* start *

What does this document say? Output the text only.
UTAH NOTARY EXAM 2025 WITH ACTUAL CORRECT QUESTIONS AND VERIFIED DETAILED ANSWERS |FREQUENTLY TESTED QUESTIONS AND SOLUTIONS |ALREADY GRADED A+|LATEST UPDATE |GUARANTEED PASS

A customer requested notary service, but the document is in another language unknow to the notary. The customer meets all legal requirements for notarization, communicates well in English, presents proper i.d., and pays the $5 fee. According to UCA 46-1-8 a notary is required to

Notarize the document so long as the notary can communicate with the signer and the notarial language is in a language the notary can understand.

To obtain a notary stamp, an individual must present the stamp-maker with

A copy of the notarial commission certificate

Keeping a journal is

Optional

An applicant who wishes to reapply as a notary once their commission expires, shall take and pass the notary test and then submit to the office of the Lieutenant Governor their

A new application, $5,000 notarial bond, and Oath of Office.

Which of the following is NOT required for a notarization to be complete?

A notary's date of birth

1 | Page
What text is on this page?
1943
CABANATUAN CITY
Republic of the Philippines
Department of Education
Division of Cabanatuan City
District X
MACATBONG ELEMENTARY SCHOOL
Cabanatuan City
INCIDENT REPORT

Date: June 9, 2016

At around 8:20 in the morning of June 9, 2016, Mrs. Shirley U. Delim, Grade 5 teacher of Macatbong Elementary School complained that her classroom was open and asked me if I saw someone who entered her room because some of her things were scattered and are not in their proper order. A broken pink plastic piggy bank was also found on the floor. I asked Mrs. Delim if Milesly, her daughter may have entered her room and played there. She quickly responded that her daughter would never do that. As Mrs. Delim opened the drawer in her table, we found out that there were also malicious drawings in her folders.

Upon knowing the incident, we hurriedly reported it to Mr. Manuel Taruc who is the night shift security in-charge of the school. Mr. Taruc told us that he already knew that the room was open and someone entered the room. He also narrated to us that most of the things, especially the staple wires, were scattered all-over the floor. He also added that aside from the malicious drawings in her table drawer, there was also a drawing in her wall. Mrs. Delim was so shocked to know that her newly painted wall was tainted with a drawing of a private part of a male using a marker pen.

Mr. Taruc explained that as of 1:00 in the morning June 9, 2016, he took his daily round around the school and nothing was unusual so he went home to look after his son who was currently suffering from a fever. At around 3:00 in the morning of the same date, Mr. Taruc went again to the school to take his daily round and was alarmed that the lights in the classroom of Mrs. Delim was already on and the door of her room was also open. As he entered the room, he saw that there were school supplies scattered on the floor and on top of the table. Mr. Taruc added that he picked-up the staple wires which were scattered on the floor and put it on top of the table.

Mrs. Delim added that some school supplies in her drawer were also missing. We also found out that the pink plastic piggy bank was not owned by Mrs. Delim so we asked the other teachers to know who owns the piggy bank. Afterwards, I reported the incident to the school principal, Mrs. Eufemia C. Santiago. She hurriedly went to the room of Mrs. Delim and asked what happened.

* end *

▶ _Task_
Write out every line from the records above, word for word.

▶ _Written answer_
What does this document say? Output the text only.
UTAH NOTARY EXAM 2025 WITH ACTUAL CORRECT QUESTIONS AND VERIFIED DETAILED ANSWERS |FREQUENTLY TESTED QUESTIONS AND SOLUTIONS |ALREADY GRADED A+|LATEST UPDATE |GUARANTEED PASS

A customer requested notary service, but the document is in another language unknow to the notary. The customer meets all legal requirements for notarization, communicates well in English, presents proper i.d., and pays the $5 fee. According to UCA 46-1-8 a notary is required to

Notarize the document so long as the notary can communicate with the signer and the notarial language is in a language the notary can understand.

To obtain a notary stamp, an individual must present the stamp-maker with

A copy of the notarial commission certificate

Keeping a journal is

Optional

An applicant who wishes to reapply as a notary once their commission expires, shall take and pass the notary test and then submit to the office of the Lieutenant Governor their

A new application, $5,000 notarial bond, and Oath of Office.

Which of the following is NOT required for a notarization to be complete?

A notary's date of birth

1 | Page
What text is on this page?
1943
CABANATUAN CITY
Republic of the Philippines
Department of Education
Division of Cabanatuan City
District X
MACATBONG ELEMENTARY SCHOOL
Cabanatuan City
INCIDENT REPORT

Date: June 9, 2016

At around 8:20 in the morning of June 9, 2016, Mrs. Shirley U. Delim, Grade 5 teacher of Macatbong Elementary School complained that her classroom was open and asked me if I saw someone who entered her room because some of her things were scattered and are not in their proper order. A broken pink plastic piggy bank was also found on the floor. I asked Mrs. Delim if Milesly, her daughter may have entered her room and played there. She quickly responded that her daughter would never do that. As Mrs. Delim opened the drawer in her table, we found out that there were also malicious drawings in her folders.

Upon knowing the incident, we hurriedly reported it to Mr. Manuel Taruc who is the night shift security in-charge of the school. Mr. Taruc told us that he already knew that the room was open and someone entered the room. He also narrated to us that most of the things, especially the staple wires, were scattered all-over the floor. He also added that aside from the malicious drawings in her table drawer, there was also a drawing in her wall. Mrs. Delim was so shocked to know that her newly painted wall was tainted with a drawing of a private part of a male using a marker pen.

Mr. Taruc explained that as of 1:00 in the morning June 9, 2016, he took his daily round around the school and nothing was unusual so he went home to look after his son who was currently suffering from a fever. At around 3:00 in the morning of the same date, Mr. Taruc went again to the school to take his daily round and was alarmed that the lights in the classroom of Mrs. Delim was already on and the door of her room was also open. As he entered the room, he saw that there were school supplies scattered on the floor and on top of the table. Mr. Taruc added that he picked-up the staple wires which were scattered on the floor and put it on top of the table.

Mrs. Delim added that some school supplies in her drawer were also missing. We also found out that the pink plastic piggy bank was not owned by Mrs. Delim so we asked the other teachers to know who owns the piggy bank. Afterwards, I reported the incident to the school principal, Mrs. Eufemia C. Santiago. She hurriedly went to the room of Mrs. Delim and asked what happened.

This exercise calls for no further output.